Collection entries
————————
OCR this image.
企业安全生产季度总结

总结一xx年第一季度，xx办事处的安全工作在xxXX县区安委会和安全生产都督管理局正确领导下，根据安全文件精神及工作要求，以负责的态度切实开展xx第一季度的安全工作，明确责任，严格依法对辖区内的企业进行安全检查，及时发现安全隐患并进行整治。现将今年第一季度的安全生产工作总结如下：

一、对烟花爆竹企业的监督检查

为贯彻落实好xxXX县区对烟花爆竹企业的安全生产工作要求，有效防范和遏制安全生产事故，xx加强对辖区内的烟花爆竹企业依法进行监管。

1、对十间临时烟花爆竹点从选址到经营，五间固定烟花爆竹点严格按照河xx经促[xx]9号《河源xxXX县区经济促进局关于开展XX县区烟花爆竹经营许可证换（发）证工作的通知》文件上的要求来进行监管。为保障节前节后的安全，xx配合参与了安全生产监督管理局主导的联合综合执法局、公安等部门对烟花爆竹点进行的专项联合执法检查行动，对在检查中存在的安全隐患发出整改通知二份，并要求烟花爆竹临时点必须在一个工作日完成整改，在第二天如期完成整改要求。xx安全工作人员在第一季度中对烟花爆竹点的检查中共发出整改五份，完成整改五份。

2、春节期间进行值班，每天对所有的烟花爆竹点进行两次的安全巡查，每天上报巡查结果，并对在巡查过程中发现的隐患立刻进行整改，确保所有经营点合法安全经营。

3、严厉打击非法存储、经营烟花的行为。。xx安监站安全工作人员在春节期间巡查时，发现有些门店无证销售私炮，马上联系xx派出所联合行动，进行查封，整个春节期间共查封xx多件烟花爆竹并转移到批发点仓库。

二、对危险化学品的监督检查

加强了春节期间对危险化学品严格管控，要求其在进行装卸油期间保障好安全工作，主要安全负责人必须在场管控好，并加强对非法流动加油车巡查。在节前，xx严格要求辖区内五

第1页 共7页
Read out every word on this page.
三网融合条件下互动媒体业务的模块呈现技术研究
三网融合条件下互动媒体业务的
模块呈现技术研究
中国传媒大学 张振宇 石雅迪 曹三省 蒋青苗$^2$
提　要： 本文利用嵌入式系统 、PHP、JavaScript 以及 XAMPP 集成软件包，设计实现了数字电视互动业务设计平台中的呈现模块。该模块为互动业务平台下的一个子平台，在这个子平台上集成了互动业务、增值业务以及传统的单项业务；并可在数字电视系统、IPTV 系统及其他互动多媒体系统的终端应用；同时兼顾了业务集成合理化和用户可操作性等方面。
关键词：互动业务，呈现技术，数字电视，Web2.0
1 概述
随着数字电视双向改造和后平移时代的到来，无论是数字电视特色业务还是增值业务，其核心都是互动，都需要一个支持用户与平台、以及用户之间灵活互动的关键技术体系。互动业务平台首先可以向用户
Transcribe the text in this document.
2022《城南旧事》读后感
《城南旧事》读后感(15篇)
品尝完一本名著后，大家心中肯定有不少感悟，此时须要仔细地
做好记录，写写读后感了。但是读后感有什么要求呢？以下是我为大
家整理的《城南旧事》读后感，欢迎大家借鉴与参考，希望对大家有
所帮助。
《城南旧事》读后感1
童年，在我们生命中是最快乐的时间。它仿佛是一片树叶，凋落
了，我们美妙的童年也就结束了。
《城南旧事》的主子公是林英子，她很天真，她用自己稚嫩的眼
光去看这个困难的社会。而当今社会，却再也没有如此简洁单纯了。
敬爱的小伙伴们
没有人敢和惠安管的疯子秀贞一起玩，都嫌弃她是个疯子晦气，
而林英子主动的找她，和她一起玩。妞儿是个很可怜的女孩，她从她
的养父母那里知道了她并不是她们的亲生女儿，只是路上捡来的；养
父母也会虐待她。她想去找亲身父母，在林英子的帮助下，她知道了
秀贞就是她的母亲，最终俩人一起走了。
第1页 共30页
————————
The problem
Using the listing, copy every line where the word "城南旧事" shows up.

Problem solution
2022《城南旧事》读后感
《城南旧事》读后感(15篇)
家整理的《城南旧事》读后感，欢迎大家借鉴与参考，希望对大家有
《城南旧事》读后感1
《城南旧事》的主子公是林英子，她很天真，她用自己稚嫩的眼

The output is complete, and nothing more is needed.